_Problem requirements_.
Quote all entries in full, exactly.

Collected data entries
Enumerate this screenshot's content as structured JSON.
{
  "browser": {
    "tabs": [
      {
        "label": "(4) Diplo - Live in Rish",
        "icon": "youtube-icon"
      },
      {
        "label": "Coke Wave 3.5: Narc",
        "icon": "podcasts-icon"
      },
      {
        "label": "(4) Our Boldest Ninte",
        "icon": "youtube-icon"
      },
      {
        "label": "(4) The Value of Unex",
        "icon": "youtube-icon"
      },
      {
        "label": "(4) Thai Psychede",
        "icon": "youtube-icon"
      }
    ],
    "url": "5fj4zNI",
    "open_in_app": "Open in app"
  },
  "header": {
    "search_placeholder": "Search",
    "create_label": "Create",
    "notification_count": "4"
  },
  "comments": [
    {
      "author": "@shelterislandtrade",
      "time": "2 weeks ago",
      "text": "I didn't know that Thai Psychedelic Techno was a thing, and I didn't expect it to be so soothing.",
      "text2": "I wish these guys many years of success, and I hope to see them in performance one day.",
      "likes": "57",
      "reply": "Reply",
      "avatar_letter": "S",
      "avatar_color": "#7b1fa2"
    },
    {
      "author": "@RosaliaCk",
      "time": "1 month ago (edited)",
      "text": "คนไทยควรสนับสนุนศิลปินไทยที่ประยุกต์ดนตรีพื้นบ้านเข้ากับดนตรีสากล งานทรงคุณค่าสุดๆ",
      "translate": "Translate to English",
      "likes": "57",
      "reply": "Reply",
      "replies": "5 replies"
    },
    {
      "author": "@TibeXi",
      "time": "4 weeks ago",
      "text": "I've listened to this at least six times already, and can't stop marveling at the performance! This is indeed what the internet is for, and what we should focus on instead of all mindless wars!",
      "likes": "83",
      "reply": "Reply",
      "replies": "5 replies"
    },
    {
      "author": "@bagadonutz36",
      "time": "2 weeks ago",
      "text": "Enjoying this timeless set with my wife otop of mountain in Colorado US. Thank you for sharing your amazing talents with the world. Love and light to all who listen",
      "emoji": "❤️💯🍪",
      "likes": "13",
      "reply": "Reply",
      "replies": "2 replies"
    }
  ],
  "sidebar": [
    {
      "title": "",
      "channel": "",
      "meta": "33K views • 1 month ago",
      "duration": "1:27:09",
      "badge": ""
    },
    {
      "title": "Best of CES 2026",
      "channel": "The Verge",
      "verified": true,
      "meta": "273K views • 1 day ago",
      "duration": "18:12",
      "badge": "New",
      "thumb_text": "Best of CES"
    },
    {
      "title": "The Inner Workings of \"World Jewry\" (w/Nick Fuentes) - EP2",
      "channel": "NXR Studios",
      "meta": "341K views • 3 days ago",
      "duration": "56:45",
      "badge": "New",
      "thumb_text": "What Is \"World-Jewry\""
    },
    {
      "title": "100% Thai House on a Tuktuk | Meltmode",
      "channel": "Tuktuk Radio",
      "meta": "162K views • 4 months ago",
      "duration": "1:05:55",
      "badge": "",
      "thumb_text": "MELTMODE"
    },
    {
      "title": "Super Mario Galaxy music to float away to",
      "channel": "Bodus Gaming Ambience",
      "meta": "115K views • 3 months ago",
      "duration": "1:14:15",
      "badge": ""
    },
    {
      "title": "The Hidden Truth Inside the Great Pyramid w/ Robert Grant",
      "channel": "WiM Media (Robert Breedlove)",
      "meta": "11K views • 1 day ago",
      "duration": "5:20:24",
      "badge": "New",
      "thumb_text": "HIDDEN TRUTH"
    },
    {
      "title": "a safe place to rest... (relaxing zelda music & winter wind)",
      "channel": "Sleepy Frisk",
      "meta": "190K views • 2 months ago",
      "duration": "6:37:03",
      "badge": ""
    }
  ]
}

_Solved problem_.
Enumerate this screenshot's content as structured JSON.
{
  "browser": {
    "tabs": [
      {
        "label": "(4) Diplo - Live in Rish",
        "icon": "youtube-icon"
      },
      {
        "label": "Coke Wave 3.5: Narc",
        "icon": "podcasts-icon"
      },
      {
        "label": "(4) Our Boldest Ninte",
        "icon": "youtube-icon"
      },
      {
        "label": "(4) The Value of Unex",
        "icon": "youtube-icon"
      },
      {
        "label": "(4) Thai Psychede",
        "icon": "youtube-icon"
      }
    ],
    "url": "5fj4zNI",
    "open_in_app": "Open in app"
  },
  "header": {
    "search_placeholder": "Search",
    "create_label": "Create",
    "notification_count": "4"
  },
  "comments": [
    {
      "author": "@shelterislandtrade",
      "time": "2 weeks ago",
      "text": "I didn't know that Thai Psychedelic Techno was a thing, and I didn't expect it to be so soothing.",
      "text2": "I wish these guys many years of success, and I hope to see them in performance one day.",
      "likes": "57",
      "reply": "Reply",
      "avatar_letter": "S",
      "avatar_color": "#7b1fa2"
    },
    {
      "author": "@RosaliaCk",
      "time": "1 month ago (edited)",
      "text": "คนไทยควรสนับสนุนศิลปินไทยที่ประยุกต์ดนตรีพื้นบ้านเข้ากับดนตรีสากล งานทรงคุณค่าสุดๆ",
      "translate": "Translate to English",
      "likes": "57",
      "reply": "Reply",
      "replies": "5 replies"
    },
    {
      "author": "@TibeXi",
      "time": "4 weeks ago",
      "text": "I've listened to this at least six times already, and can't stop marveling at the performance! This is indeed what the internet is for, and what we should focus on instead of all mindless wars!",
      "likes": "83",
      "reply": "Reply",
      "replies": "5 replies"
    },
    {
      "author": "@bagadonutz36",
      "time": "2 weeks ago",
      "text": "Enjoying this timeless set with my wife otop of mountain in Colorado US. Thank you for sharing your amazing talents with the world. Love and light to all who listen",
      "emoji": "❤️💯🍪",
      "likes": "13",
      "reply": "Reply",
      "replies": "2 replies"
    }
  ],
  "sidebar": [
    {
      "title": "",
      "channel": "",
      "meta": "33K views • 1 month ago",
      "duration": "1:27:09",
      "badge": ""
    },
    {
      "title": "Best of CES 2026",
      "channel": "The Verge",
      "verified": true,
      "meta": "273K views • 1 day ago",
      "duration": "18:12",
      "badge": "New",
      "thumb_text": "Best of CES"
    },
    {
      "title": "The Inner Workings of \"World Jewry\" (w/Nick Fuentes) - EP2",
      "channel": "NXR Studios",
      "meta": "341K views • 3 days ago",
      "duration": "56:45",
      "badge": "New",
      "thumb_text": "What Is \"World-Jewry\""
    },
    {
      "title": "100% Thai House on a Tuktuk | Meltmode",
      "channel": "Tuktuk Radio",
      "meta": "162K views • 4 months ago",
      "duration": "1:05:55",
      "badge": "",
      "thumb_text": "MELTMODE"
    },
    {
      "title": "Super Mario Galaxy music to float away to",
      "channel": "Bodus Gaming Ambience",
      "meta": "115K views • 3 months ago",
      "duration": "1:14:15",
      "badge": ""
    },
    {
      "title": "The Hidden Truth Inside the Great Pyramid w/ Robert Grant",
      "channel": "WiM Media (Robert Breedlove)",
      "meta": "11K views • 1 day ago",
      "duration": "5:20:24",
      "badge": "New",
      "thumb_text": "HIDDEN TRUTH"
    },
    {
      "title": "a safe place to rest... (relaxing zelda music & winter wind)",
      "channel": "Sleepy Frisk",
      "meta": "190K views • 2 months ago",
      "duration": "6:37:03",
      "badge": ""
    }
  ]
}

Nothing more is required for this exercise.